Extracts from a graphics dataset
* * * * * * *

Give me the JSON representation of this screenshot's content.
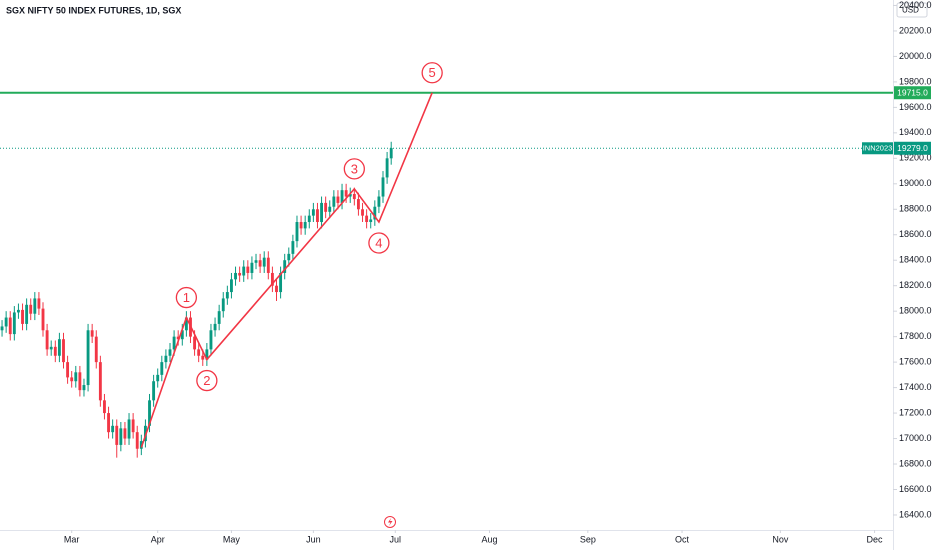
{
  "chart_data": {
    "type": "candlestick",
    "title": "SGX NIFTY 50 INDEX FUTURES, 1D, SGX",
    "currency": "USD",
    "up_color": "#089981",
    "down_color": "#f23645",
    "xlim": [
      -0.5,
      217.5
    ],
    "xticks": [
      {
        "value": 17,
        "label": "Mar"
      },
      {
        "value": 38,
        "label": "Apr"
      },
      {
        "value": 56,
        "label": "May"
      },
      {
        "value": 76,
        "label": "Jun"
      },
      {
        "value": 96,
        "label": "Jul"
      },
      {
        "value": 119,
        "label": "Aug"
      },
      {
        "value": 143,
        "label": "Sep"
      },
      {
        "value": 166,
        "label": "Oct"
      },
      {
        "value": 190,
        "label": "Nov"
      },
      {
        "value": 213,
        "label": "Dec"
      }
    ],
    "ylim": [
      16282,
      20443
    ],
    "yticks": [
      {
        "value": 16400,
        "label": "16400.0"
      },
      {
        "value": 16600,
        "label": "16600.0"
      },
      {
        "value": 16800,
        "label": "16800.0"
      },
      {
        "value": 17000,
        "label": "17000.0"
      },
      {
        "value": 17200,
        "label": "17200.0"
      },
      {
        "value": 17400,
        "label": "17400.0"
      },
      {
        "value": 17600,
        "label": "17600.0"
      },
      {
        "value": 17800,
        "label": "17800.0"
      },
      {
        "value": 18000,
        "label": "18000.0"
      },
      {
        "value": 18200,
        "label": "18200.0"
      },
      {
        "value": 18400,
        "label": "18400.0"
      },
      {
        "value": 18600,
        "label": "18600.0"
      },
      {
        "value": 18800,
        "label": "18800.0"
      },
      {
        "value": 19000,
        "label": "19000.0"
      },
      {
        "value": 19200,
        "label": "19200.0"
      },
      {
        "value": 19400,
        "label": "19400.0"
      },
      {
        "value": 19600,
        "label": "19600.0"
      },
      {
        "value": 19800,
        "label": "19800.0"
      },
      {
        "value": 20000,
        "label": "20000.0"
      },
      {
        "value": 20200,
        "label": "20200.0"
      },
      {
        "value": 20400,
        "label": "20400.0"
      }
    ],
    "open": [
      17850,
      17880,
      17950,
      17820,
      17990,
      18010,
      17900,
      18050,
      17980,
      18100,
      18020,
      17850,
      17700,
      17720,
      17650,
      17780,
      17600,
      17480,
      17450,
      17520,
      17380,
      17420,
      17850,
      17800,
      17600,
      17300,
      17200,
      17050,
      17100,
      16950,
      17080,
      17000,
      17150,
      17050,
      16920,
      16980,
      17100,
      17300,
      17450,
      17500,
      17600,
      17650,
      17700,
      17800,
      17780,
      17850,
      17950,
      17800,
      17700,
      17650,
      17620,
      17700,
      17850,
      17900,
      18000,
      18100,
      18150,
      18250,
      18300,
      18280,
      18350,
      18300,
      18380,
      18400,
      18350,
      18420,
      18300,
      18200,
      18150,
      18300,
      18400,
      18450,
      18550,
      18700,
      18650,
      18700,
      18750,
      18800,
      18700,
      18850,
      18780,
      18820,
      18900,
      18850,
      18950,
      18900,
      18920,
      18880,
      18800,
      18750,
      18700,
      18720,
      18820,
      18900,
      19050,
      19200
    ],
    "high": [
      17930,
      18000,
      18000,
      18040,
      18060,
      18060,
      18100,
      18100,
      18150,
      18150,
      18070,
      17900,
      17770,
      17770,
      17830,
      17830,
      17650,
      17530,
      17570,
      17570,
      17470,
      17900,
      17900,
      17850,
      17650,
      17350,
      17250,
      17150,
      17150,
      17130,
      17130,
      17200,
      17200,
      17100,
      17030,
      17150,
      17350,
      17500,
      17550,
      17650,
      17700,
      17750,
      17850,
      17850,
      17900,
      18000,
      18000,
      17850,
      17750,
      17700,
      17750,
      17900,
      17950,
      18050,
      18150,
      18200,
      18300,
      18350,
      18350,
      18400,
      18400,
      18430,
      18450,
      18450,
      18470,
      18470,
      18350,
      18250,
      18350,
      18450,
      18500,
      18600,
      18750,
      18750,
      18750,
      18800,
      18850,
      18850,
      18900,
      18900,
      18870,
      18950,
      18950,
      19000,
      19000,
      18970,
      18970,
      18930,
      18850,
      18800,
      18770,
      18870,
      18950,
      19100,
      19250,
      19330
    ],
    "low": [
      17800,
      17830,
      17770,
      17770,
      17940,
      17850,
      17850,
      17930,
      17930,
      17970,
      17800,
      17650,
      17650,
      17600,
      17600,
      17550,
      17430,
      17400,
      17400,
      17330,
      17330,
      17370,
      17750,
      17550,
      17250,
      17150,
      17000,
      17000,
      16850,
      16900,
      16950,
      16950,
      17000,
      16850,
      16870,
      16930,
      17050,
      17250,
      17400,
      17450,
      17550,
      17600,
      17650,
      17730,
      17730,
      17800,
      17750,
      17650,
      17600,
      17570,
      17570,
      17650,
      17800,
      17850,
      17950,
      18050,
      18100,
      18200,
      18230,
      18230,
      18250,
      18250,
      18330,
      18300,
      18300,
      18250,
      18150,
      18080,
      18100,
      18250,
      18350,
      18400,
      18500,
      18600,
      18600,
      18650,
      18700,
      18650,
      18650,
      18730,
      18730,
      18770,
      18800,
      18800,
      18850,
      18850,
      18830,
      18750,
      18700,
      18650,
      18650,
      18670,
      18770,
      18850,
      19000,
      19150
    ],
    "close": [
      17880,
      17950,
      17820,
      17990,
      18010,
      17900,
      18050,
      17980,
      18100,
      18020,
      17850,
      17700,
      17720,
      17650,
      17780,
      17600,
      17480,
      17450,
      17520,
      17380,
      17420,
      17850,
      17800,
      17600,
      17300,
      17200,
      17050,
      17100,
      16950,
      17080,
      17000,
      17150,
      17050,
      16920,
      16980,
      17100,
      17300,
      17450,
      17500,
      17600,
      17650,
      17700,
      17800,
      17780,
      17850,
      17950,
      17800,
      17700,
      17650,
      17620,
      17700,
      17850,
      17900,
      18000,
      18100,
      18150,
      18250,
      18300,
      18280,
      18350,
      18300,
      18380,
      18400,
      18350,
      18420,
      18300,
      18200,
      18150,
      18300,
      18400,
      18450,
      18550,
      18700,
      18650,
      18700,
      18750,
      18800,
      18700,
      18850,
      18780,
      18820,
      18900,
      18850,
      18950,
      18900,
      18920,
      18880,
      18800,
      18750,
      18700,
      18720,
      18820,
      18900,
      19050,
      19200,
      19280
    ],
    "wave": {
      "color": "#f23645",
      "x": [
        34,
        45,
        50,
        86,
        92,
        105
      ],
      "values": [
        16930,
        17950,
        17620,
        18960,
        18700,
        19715
      ],
      "labels": [
        "1",
        "2",
        "3",
        "4",
        "5"
      ]
    },
    "level": {
      "value": 19715,
      "label": "19715.0",
      "color": "#22ab5a"
    },
    "last_price": {
      "value": 19279,
      "label": "19279.0",
      "symbol": "INN2023",
      "color": "#089981"
    }
  }
}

* * * * * * *

The exercise => Repeat the records above exactly, leaving out the pictures.

Task answer =>
Give me the JSON representation of this screenshot's content.
{
  "chart_data": {
    "type": "candlestick",
    "title": "SGX NIFTY 50 INDEX FUTURES, 1D, SGX",
    "currency": "USD",
    "up_color": "#089981",
    "down_color": "#f23645",
    "xlim": [
      -0.5,
      217.5
    ],
    "xticks": [
      {
        "value": 17,
        "label": "Mar"
      },
      {
        "value": 38,
        "label": "Apr"
      },
      {
        "value": 56,
        "label": "May"
      },
      {
        "value": 76,
        "label": "Jun"
      },
      {
        "value": 96,
        "label": "Jul"
      },
      {
        "value": 119,
        "label": "Aug"
      },
      {
        "value": 143,
        "label": "Sep"
      },
      {
        "value": 166,
        "label": "Oct"
      },
      {
        "value": 190,
        "label": "Nov"
      },
      {
        "value": 213,
        "label": "Dec"
      }
    ],
    "ylim": [
      16282,
      20443
    ],
    "yticks": [
      {
        "value": 16400,
        "label": "16400.0"
      },
      {
        "value": 16600,
        "label": "16600.0"
      },
      {
        "value": 16800,
        "label": "16800.0"
      },
      {
        "value": 17000,
        "label": "17000.0"
      },
      {
        "value": 17200,
        "label": "17200.0"
      },
      {
        "value": 17400,
        "label": "17400.0"
      },
      {
        "value": 17600,
        "label": "17600.0"
      },
      {
        "value": 17800,
        "label": "17800.0"
      },
      {
        "value": 18000,
        "label": "18000.0"
      },
      {
        "value": 18200,
        "label": "18200.0"
      },
      {
        "value": 18400,
        "label": "18400.0"
      },
      {
        "value": 18600,
        "label": "18600.0"
      },
      {
        "value": 18800,
        "label": "18800.0"
      },
      {
        "value": 19000,
        "label": "19000.0"
      },
      {
        "value": 19200,
        "label": "19200.0"
      },
      {
        "value": 19400,
        "label": "19400.0"
      },
      {
        "value": 19600,
        "label": "19600.0"
      },
      {
        "value": 19800,
        "label": "19800.0"
      },
      {
        "value": 20000,
        "label": "20000.0"
      },
      {
        "value": 20200,
        "label": "20200.0"
      },
      {
        "value": 20400,
        "label": "20400.0"
      }
    ],
    "open": [
      17850,
      17880,
      17950,
      17820,
      17990,
      18010,
      17900,
      18050,
      17980,
      18100,
      18020,
      17850,
      17700,
      17720,
      17650,
      17780,
      17600,
      17480,
      17450,
      17520,
      17380,
      17420,
      17850,
      17800,
      17600,
      17300,
      17200,
      17050,
      17100,
      16950,
      17080,
      17000,
      17150,
      17050,
      16920,
      16980,
      17100,
      17300,
      17450,
      17500,
      17600,
      17650,
      17700,
      17800,
      17780,
      17850,
      17950,
      17800,
      17700,
      17650,
      17620,
      17700,
      17850,
      17900,
      18000,
      18100,
      18150,
      18250,
      18300,
      18280,
      18350,
      18300,
      18380,
      18400,
      18350,
      18420,
      18300,
      18200,
      18150,
      18300,
      18400,
      18450,
      18550,
      18700,
      18650,
      18700,
      18750,
      18800,
      18700,
      18850,
      18780,
      18820,
      18900,
      18850,
      18950,
      18900,
      18920,
      18880,
      18800,
      18750,
      18700,
      18720,
      18820,
      18900,
      19050,
      19200
    ],
    "high": [
      17930,
      18000,
      18000,
      18040,
      18060,
      18060,
      18100,
      18100,
      18150,
      18150,
      18070,
      17900,
      17770,
      17770,
      17830,
      17830,
      17650,
      17530,
      17570,
      17570,
      17470,
      17900,
      17900,
      17850,
      17650,
      17350,
      17250,
      17150,
      17150,
      17130,
      17130,
      17200,
      17200,
      17100,
      17030,
      17150,
      17350,
      17500,
      17550,
      17650,
      17700,
      17750,
      17850,
      17850,
      17900,
      18000,
      18000,
      17850,
      17750,
      17700,
      17750,
      17900,
      17950,
      18050,
      18150,
      18200,
      18300,
      18350,
      18350,
      18400,
      18400,
      18430,
      18450,
      18450,
      18470,
      18470,
      18350,
      18250,
      18350,
      18450,
      18500,
      18600,
      18750,
      18750,
      18750,
      18800,
      18850,
      18850,
      18900,
      18900,
      18870,
      18950,
      18950,
      19000,
      19000,
      18970,
      18970,
      18930,
      18850,
      18800,
      18770,
      18870,
      18950,
      19100,
      19250,
      19330
    ],
    "low": [
      17800,
      17830,
      17770,
      17770,
      17940,
      17850,
      17850,
      17930,
      17930,
      17970,
      17800,
      17650,
      17650,
      17600,
      17600,
      17550,
      17430,
      17400,
      17400,
      17330,
      17330,
      17370,
      17750,
      17550,
      17250,
      17150,
      17000,
      17000,
      16850,
      16900,
      16950,
      16950,
      17000,
      16850,
      16870,
      16930,
      17050,
      17250,
      17400,
      17450,
      17550,
      17600,
      17650,
      17730,
      17730,
      17800,
      17750,
      17650,
      17600,
      17570,
      17570,
      17650,
      17800,
      17850,
      17950,
      18050,
      18100,
      18200,
      18230,
      18230,
      18250,
      18250,
      18330,
      18300,
      18300,
      18250,
      18150,
      18080,
      18100,
      18250,
      18350,
      18400,
      18500,
      18600,
      18600,
      18650,
      18700,
      18650,
      18650,
      18730,
      18730,
      18770,
      18800,
      18800,
      18850,
      18850,
      18830,
      18750,
      18700,
      18650,
      18650,
      18670,
      18770,
      18850,
      19000,
      19150
    ],
    "close": [
      17880,
      17950,
      17820,
      17990,
      18010,
      17900,
      18050,
      17980,
      18100,
      18020,
      17850,
      17700,
      17720,
      17650,
      17780,
      17600,
      17480,
      17450,
      17520,
      17380,
      17420,
      17850,
      17800,
      17600,
      17300,
      17200,
      17050,
      17100,
      16950,
      17080,
      17000,
      17150,
      17050,
      16920,
      16980,
      17100,
      17300,
      17450,
      17500,
      17600,
      17650,
      17700,
      17800,
      17780,
      17850,
      17950,
      17800,
      17700,
      17650,
      17620,
      17700,
      17850,
      17900,
      18000,
      18100,
      18150,
      18250,
      18300,
      18280,
      18350,
      18300,
      18380,
      18400,
      18350,
      18420,
      18300,
      18200,
      18150,
      18300,
      18400,
      18450,
      18550,
      18700,
      18650,
      18700,
      18750,
      18800,
      18700,
      18850,
      18780,
      18820,
      18900,
      18850,
      18950,
      18900,
      18920,
      18880,
      18800,
      18750,
      18700,
      18720,
      18820,
      18900,
      19050,
      19200,
      19280
    ],
    "wave": {
      "color": "#f23645",
      "x": [
        34,
        45,
        50,
        86,
        92,
        105
      ],
      "values": [
        16930,
        17950,
        17620,
        18960,
        18700,
        19715
      ],
      "labels": [
        "1",
        "2",
        "3",
        "4",
        "5"
      ]
    },
    "level": {
      "value": 19715,
      "label": "19715.0",
      "color": "#22ab5a"
    },
    "last_price": {
      "value": 19279,
      "label": "19279.0",
      "symbol": "INN2023",
      "color": "#089981"
    }
  }
}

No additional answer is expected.